To do: Would you pull out every line of the material that contains the string "labels"?

=== Material provided ===

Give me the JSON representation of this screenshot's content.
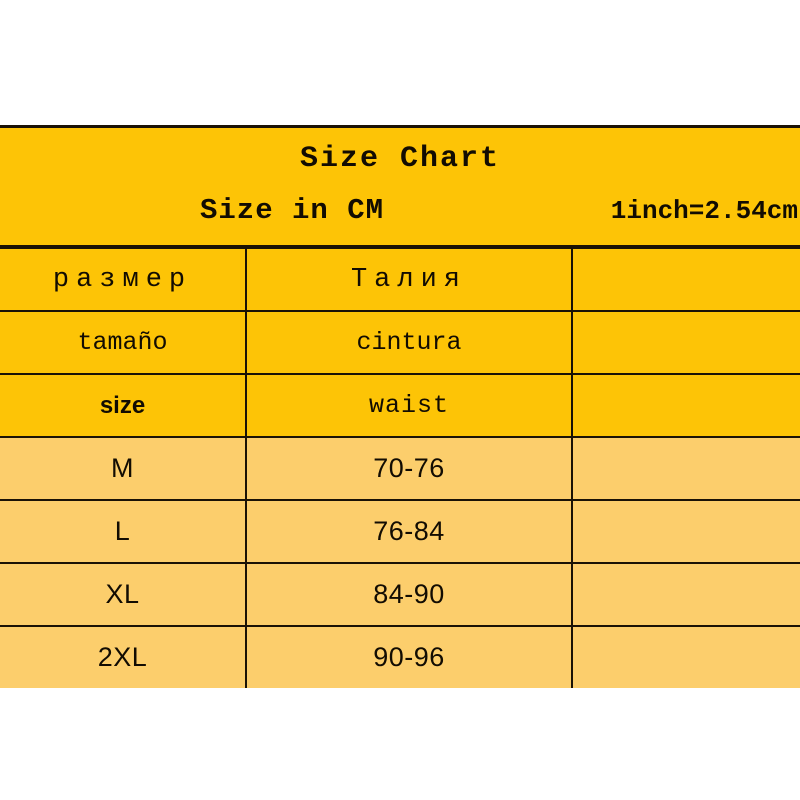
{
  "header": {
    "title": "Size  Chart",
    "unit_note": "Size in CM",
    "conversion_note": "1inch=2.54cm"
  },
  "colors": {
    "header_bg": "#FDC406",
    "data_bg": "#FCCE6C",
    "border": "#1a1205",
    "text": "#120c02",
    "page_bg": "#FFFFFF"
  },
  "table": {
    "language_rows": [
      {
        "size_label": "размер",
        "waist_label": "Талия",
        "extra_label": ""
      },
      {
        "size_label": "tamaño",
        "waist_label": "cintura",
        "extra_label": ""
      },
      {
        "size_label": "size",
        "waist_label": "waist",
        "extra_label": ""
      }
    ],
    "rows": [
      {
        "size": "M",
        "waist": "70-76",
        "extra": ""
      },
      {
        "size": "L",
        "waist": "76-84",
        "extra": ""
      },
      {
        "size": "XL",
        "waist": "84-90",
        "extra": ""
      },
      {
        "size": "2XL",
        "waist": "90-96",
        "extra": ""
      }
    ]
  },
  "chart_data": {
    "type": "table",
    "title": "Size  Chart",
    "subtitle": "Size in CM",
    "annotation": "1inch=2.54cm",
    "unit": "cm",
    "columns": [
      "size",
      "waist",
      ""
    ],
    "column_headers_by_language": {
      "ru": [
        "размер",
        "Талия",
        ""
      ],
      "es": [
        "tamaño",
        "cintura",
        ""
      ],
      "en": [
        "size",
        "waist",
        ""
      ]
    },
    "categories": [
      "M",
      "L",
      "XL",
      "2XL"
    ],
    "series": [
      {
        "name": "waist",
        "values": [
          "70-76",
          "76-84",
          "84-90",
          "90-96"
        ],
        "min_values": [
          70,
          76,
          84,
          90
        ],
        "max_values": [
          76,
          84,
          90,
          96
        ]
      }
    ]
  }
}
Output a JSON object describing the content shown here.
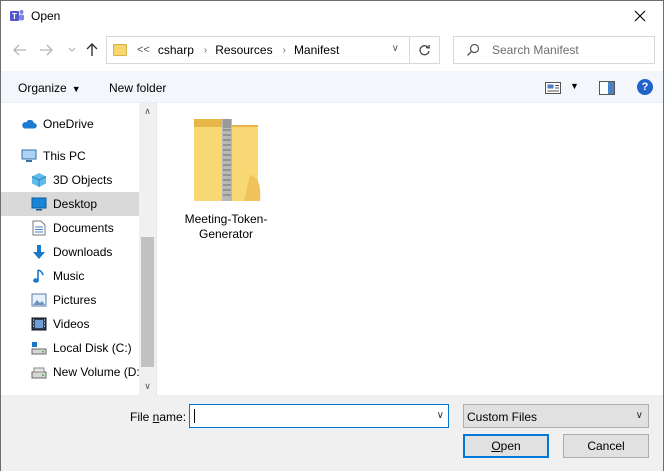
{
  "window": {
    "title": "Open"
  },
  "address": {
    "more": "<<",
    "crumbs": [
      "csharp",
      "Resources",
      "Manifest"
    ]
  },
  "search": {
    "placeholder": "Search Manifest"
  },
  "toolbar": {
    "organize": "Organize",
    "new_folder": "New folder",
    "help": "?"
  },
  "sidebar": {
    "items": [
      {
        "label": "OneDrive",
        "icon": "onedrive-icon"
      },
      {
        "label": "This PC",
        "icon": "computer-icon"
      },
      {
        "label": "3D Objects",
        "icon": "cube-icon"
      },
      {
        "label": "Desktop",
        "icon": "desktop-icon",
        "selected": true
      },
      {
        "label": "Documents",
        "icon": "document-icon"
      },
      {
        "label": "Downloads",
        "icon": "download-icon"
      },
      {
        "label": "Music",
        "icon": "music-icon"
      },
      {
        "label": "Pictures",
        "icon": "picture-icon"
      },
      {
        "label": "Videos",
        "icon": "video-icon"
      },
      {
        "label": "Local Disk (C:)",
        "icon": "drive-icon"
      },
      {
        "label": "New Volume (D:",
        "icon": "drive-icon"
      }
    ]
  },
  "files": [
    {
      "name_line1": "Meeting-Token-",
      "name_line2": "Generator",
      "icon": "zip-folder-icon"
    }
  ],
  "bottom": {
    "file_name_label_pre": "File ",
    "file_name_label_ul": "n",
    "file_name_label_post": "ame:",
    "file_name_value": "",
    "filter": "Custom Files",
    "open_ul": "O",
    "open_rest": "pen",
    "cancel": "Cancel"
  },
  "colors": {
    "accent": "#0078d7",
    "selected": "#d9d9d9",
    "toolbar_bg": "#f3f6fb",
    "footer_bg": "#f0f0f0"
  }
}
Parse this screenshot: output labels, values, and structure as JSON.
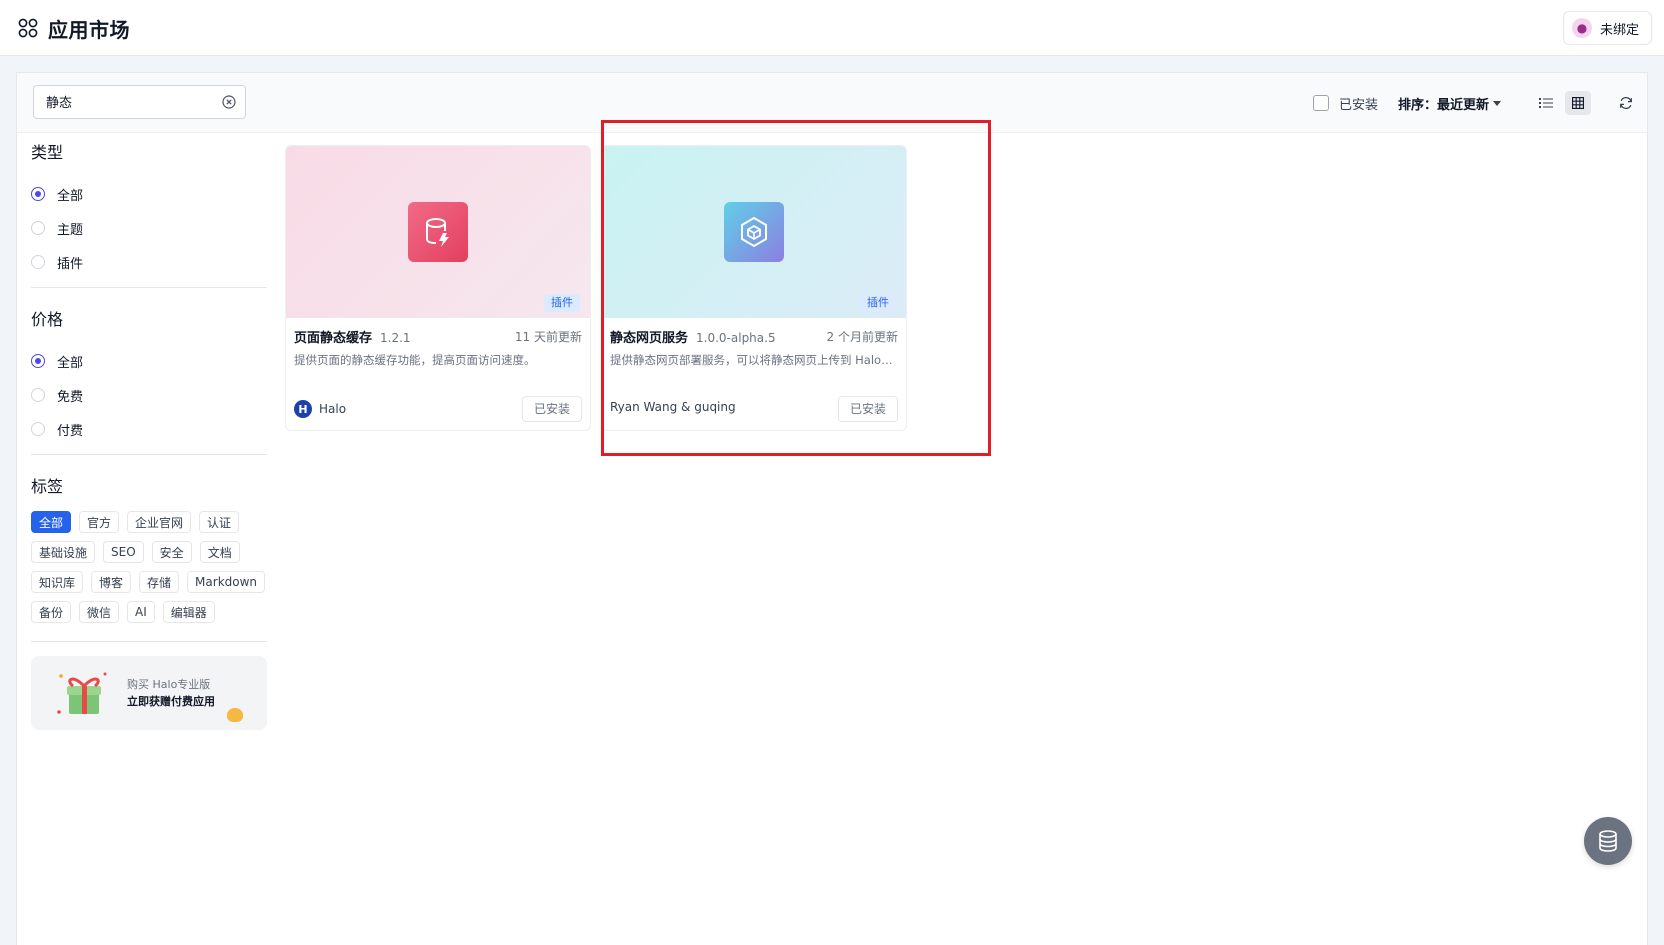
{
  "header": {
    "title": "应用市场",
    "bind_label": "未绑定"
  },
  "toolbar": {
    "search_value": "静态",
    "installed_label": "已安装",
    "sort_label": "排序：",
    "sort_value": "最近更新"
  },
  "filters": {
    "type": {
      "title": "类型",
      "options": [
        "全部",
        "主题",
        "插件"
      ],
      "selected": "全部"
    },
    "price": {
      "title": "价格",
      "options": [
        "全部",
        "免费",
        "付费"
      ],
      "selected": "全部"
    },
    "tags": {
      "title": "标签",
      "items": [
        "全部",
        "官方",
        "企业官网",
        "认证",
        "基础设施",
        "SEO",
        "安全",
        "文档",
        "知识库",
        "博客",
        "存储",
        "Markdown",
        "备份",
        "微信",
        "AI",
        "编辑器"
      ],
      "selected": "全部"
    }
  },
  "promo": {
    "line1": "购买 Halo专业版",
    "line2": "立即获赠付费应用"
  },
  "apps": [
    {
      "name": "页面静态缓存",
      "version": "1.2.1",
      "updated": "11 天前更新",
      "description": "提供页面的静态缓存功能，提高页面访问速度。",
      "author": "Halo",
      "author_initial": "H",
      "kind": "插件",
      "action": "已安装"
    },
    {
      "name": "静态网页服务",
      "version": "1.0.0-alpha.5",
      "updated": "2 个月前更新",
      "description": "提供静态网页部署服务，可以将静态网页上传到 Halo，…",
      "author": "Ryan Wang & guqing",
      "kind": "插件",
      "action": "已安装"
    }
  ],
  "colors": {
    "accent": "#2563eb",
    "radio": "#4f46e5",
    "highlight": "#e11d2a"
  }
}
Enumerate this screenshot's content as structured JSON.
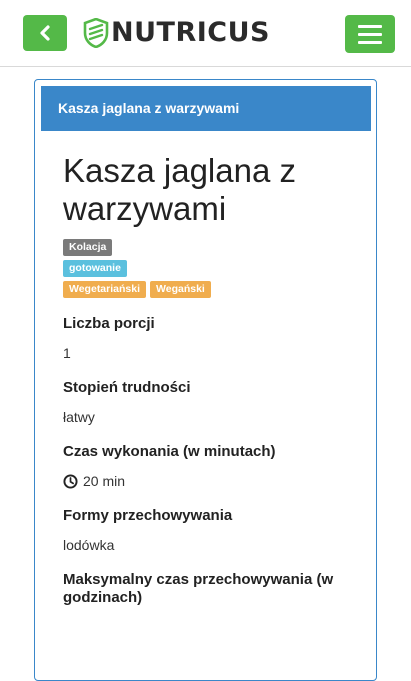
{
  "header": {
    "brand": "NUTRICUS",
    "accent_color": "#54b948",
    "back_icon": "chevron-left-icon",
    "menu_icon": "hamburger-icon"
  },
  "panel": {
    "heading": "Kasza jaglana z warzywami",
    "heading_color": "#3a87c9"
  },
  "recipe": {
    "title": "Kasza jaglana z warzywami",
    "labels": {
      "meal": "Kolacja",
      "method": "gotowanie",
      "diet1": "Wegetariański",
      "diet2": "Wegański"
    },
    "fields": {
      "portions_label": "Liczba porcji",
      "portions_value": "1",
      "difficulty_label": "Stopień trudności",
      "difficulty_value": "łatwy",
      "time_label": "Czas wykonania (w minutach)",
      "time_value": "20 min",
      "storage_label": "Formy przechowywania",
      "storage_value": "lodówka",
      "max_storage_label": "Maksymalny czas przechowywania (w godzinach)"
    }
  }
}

===

Solution below:
Parse this screenshot: output labels, values, and structure as JSON.
    "labels": {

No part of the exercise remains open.